PROBLEM DESCRIPTION ▸ Where a line of the listing below includes the word "assureur", reproduce that line.
===
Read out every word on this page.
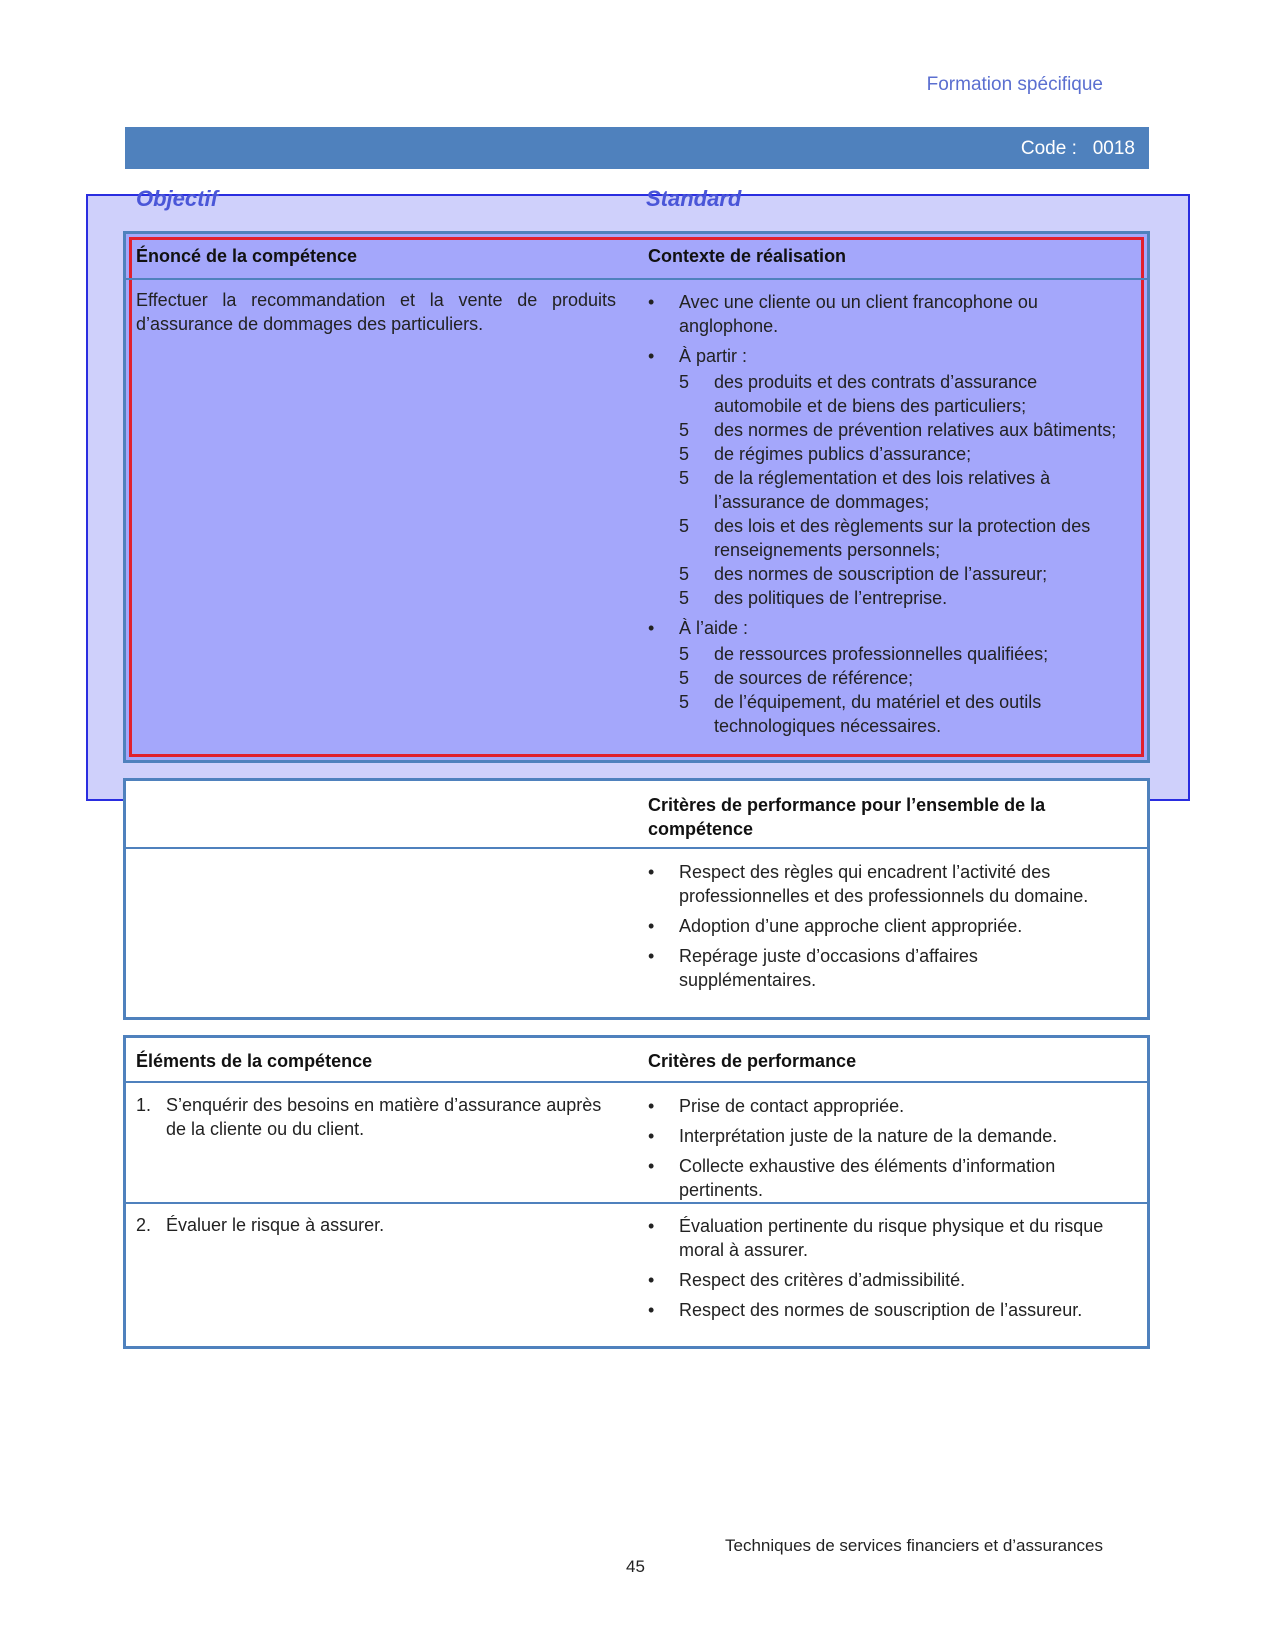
Formation spécifique
Code : 0018
Objectif	Standard
Énoncé de la compétence	Contexte de réalisation
Effectuer la recommandation et la vente de produits d’assurance de dommages des particuliers.
•	Avec une cliente ou un client francophone ou anglophone.
•	À partir :
5 des produits et des contrats d’assurance automobile et de biens des particuliers;
5 des normes de prévention relatives aux bâtiments;
5 de régimes publics d’assurance;
5 de la réglementation et des lois relatives à l’assurance de dommages;
5 des lois et des règlements sur la protection des renseignements personnels;
5 des normes de souscription de l’assureur;
5 des politiques de l’entreprise.
•	À l’aide :
5 de ressources professionnelles qualifiées;
5 de sources de référence;
5 de l’équipement, du matériel et des outils technologiques nécessaires.
Critères de performance pour l’ensemble de la compétence
•	Respect des règles qui encadrent l’activité des professionnelles et des professionnels du domaine.
•	Adoption d’une approche client appropriée.
•	Repérage juste d’occasions d’affaires supplémentaires.
Éléments de la compétence	Critères de performance
1. S’enquérir des besoins en matière d’assurance auprès de la cliente ou du client.
•	Prise de contact appropriée.
•	Interprétation juste de la nature de la demande.
•	Collecte exhaustive des éléments d’information pertinents.
2. Évaluer le risque à assurer.	•	Évaluation pertinente du risque physique et du risque moral à assurer.
•	Respect des critères d’admissibilité.
•	Respect des normes de souscription de l’assureur.
Techniques de services financiers et d’assurances
45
===
OUTPUT FOR THIS EXERCISE ▸
5 des normes de souscription de l’assureur;
•	Respect des normes de souscription de l’assureur.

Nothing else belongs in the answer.